Print every entry, word for word, and skip the images.

Source material:
— begin —
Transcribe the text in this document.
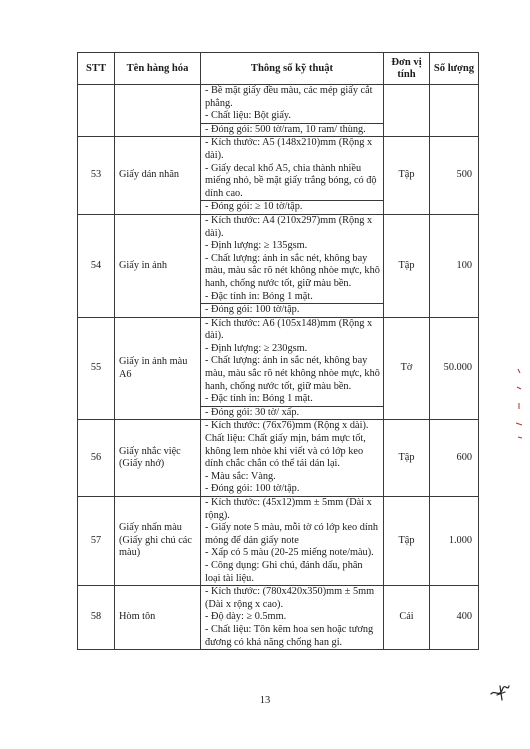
STT	Tên hàng hóa	Thông số kỹ thuật	Đơn vị tính	Số lượng

		- Bề mặt giấy đều màu, các mép giấy cắt phẳng.
- Chất liệu: Bột giấy.
- Đóng gói: 500 tờ/ram, 10 ram/ thùng.		

53	Giấy dán nhãn	- Kích thước: A5 (148x210)mm (Rộng x dài).
- Giấy decal khổ A5, chia thành nhiều miếng nhỏ, bề mặt giấy trắng bóng, có độ dính cao.
- Đóng gói: ≥ 10 tờ/tập.	Tập	500
54	Giấy in ảnh	- Kích thước: A4 (210x297)mm (Rộng x dài).
- Định lượng: ≥ 135gsm.
- Chất lượng: ảnh in sắc nét, không bay màu, màu sắc rõ nét không nhòe mực, khô hanh, chống nước tốt, giữ màu bền.
- Đặc tính in: Bóng 1 mặt.
- Đóng gói: 100 tờ/tập.	Tập	100
55	Giấy in ảnh màu A6	- Kích thước: A6 (105x148)mm (Rộng x dài).
- Định lượng: ≥ 230gsm.
- Chất lượng: ảnh in sắc nét, không bay màu, màu sắc rõ nét không nhòe mực, khô hanh, chống nước tốt, giữ màu bền.
- Đặc tính in: Bóng 1 mặt.
- Đóng gói: 30 tờ/ xấp.	Tờ	50.000
56	Giấy nhắc việc (Giấy nhớ)	- Kích thước: (76x76)mm (Rộng x dài). Chất liệu: Chất giấy mịn, bám mực tốt, không lem nhòe khi viết và có lớp keo dính chắc chắn có thể tái dán lại.
- Màu sắc: Vàng.
- Đóng gói: 100 tờ/tập.	Tập	600
57	Giấy nhấn màu (Giấy ghi chú các màu)	- Kích thước: (45x12)mm ± 5mm (Dài x rộng).
- Giấy note 5 màu, mỗi tờ có lớp keo dính mỏng để dán giấy note
- Xấp có 5 màu (20-25 miếng note/màu).
- Công dụng: Ghi chú, đánh dấu, phân loại tài liệu.	Tập	1.000
58	Hòm tôn	- Kích thước: (780x420x350)mm ± 5mm (Dài x rộng x cao).
- Độ dày: ≥ 0.5mm.
- Chất liệu: Tôn kẽm hoa sen hoặc tương đương có khả năng chống han gỉ.	Cái	400
13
— end —
Final answer:
Transcribe the text in this document.
STT	Tên hàng hóa	Thông số kỹ thuật	Đơn vị tính	Số lượng

		- Bề mặt giấy đều màu, các mép giấy cắt phẳng.
- Chất liệu: Bột giấy.
- Đóng gói: 500 tờ/ram, 10 ram/ thùng.		

53	Giấy dán nhãn	- Kích thước: A5 (148x210)mm (Rộng x dài).
- Giấy decal khổ A5, chia thành nhiều miếng nhỏ, bề mặt giấy trắng bóng, có độ dính cao.
- Đóng gói: ≥ 10 tờ/tập.	Tập	500
54	Giấy in ảnh	- Kích thước: A4 (210x297)mm (Rộng x dài).
- Định lượng: ≥ 135gsm.
- Chất lượng: ảnh in sắc nét, không bay màu, màu sắc rõ nét không nhòe mực, khô hanh, chống nước tốt, giữ màu bền.
- Đặc tính in: Bóng 1 mặt.
- Đóng gói: 100 tờ/tập.	Tập	100
55	Giấy in ảnh màu A6	- Kích thước: A6 (105x148)mm (Rộng x dài).
- Định lượng: ≥ 230gsm.
- Chất lượng: ảnh in sắc nét, không bay màu, màu sắc rõ nét không nhòe mực, khô hanh, chống nước tốt, giữ màu bền.
- Đặc tính in: Bóng 1 mặt.
- Đóng gói: 30 tờ/ xấp.	Tờ	50.000
56	Giấy nhắc việc (Giấy nhớ)	- Kích thước: (76x76)mm (Rộng x dài). Chất liệu: Chất giấy mịn, bám mực tốt, không lem nhòe khi viết và có lớp keo dính chắc chắn có thể tái dán lại.
- Màu sắc: Vàng.
- Đóng gói: 100 tờ/tập.	Tập	600
57	Giấy nhấn màu (Giấy ghi chú các màu)	- Kích thước: (45x12)mm ± 5mm (Dài x rộng).
- Giấy note 5 màu, mỗi tờ có lớp keo dính mỏng để dán giấy note
- Xấp có 5 màu (20-25 miếng note/màu).
- Công dụng: Ghi chú, đánh dấu, phân loại tài liệu.	Tập	1.000
58	Hòm tôn	- Kích thước: (780x420x350)mm ± 5mm (Dài x rộng x cao).
- Độ dày: ≥ 0.5mm.
- Chất liệu: Tôn kẽm hoa sen hoặc tương đương có khả năng chống han gỉ.	Cái	400
13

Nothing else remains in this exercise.